_DIRECTIVE_:
Reproduce the lines of the records below verbatim, from the start of the records through the line containing "x-tick-label: 2 000 bbox=[833, 422, 876, 441]", both ends included.

Element position data
▬▬▬▬▬▬

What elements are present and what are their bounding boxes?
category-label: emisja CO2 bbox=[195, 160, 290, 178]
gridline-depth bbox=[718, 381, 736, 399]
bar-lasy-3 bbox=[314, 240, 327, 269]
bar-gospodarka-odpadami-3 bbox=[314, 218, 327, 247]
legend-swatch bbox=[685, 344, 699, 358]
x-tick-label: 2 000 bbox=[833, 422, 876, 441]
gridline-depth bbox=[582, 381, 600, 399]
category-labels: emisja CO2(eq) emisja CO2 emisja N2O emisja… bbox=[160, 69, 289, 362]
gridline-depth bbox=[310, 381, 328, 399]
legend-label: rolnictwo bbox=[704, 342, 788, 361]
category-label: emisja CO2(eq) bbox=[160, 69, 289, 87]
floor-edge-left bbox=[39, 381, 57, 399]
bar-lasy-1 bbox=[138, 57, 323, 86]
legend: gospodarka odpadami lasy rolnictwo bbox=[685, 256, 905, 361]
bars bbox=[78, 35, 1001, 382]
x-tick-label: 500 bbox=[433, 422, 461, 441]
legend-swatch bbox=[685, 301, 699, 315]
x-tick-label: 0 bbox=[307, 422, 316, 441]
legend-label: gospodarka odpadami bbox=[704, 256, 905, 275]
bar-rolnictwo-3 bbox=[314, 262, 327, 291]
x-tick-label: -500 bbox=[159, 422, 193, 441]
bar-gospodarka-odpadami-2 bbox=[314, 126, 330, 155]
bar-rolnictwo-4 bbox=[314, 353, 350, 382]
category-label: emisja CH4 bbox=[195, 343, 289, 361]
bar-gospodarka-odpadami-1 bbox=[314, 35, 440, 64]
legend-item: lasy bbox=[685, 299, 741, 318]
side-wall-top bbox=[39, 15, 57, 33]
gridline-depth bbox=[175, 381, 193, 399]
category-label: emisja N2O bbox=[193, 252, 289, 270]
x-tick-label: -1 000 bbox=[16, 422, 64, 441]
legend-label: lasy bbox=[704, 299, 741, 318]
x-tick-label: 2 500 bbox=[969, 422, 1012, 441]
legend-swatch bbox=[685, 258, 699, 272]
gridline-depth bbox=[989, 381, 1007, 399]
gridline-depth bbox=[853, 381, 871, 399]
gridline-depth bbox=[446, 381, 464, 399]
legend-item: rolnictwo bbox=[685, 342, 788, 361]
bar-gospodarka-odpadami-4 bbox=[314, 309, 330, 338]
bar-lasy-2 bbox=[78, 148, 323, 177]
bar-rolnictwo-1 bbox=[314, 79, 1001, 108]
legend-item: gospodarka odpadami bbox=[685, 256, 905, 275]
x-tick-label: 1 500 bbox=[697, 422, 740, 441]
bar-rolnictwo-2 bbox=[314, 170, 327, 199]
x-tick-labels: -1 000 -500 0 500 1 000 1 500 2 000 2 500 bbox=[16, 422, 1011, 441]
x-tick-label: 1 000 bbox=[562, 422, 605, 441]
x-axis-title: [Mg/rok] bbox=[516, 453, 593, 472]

▬▬▬▬▬▬

_FINAL RESULT_:
What elements are present and what are their bounding boxes?
category-label: emisja CO2 bbox=[195, 160, 290, 178]
gridline-depth bbox=[718, 381, 736, 399]
bar-lasy-3 bbox=[314, 240, 327, 269]
bar-gospodarka-odpadami-3 bbox=[314, 218, 327, 247]
legend-swatch bbox=[685, 344, 699, 358]
x-tick-label: 2 000 bbox=[833, 422, 876, 441]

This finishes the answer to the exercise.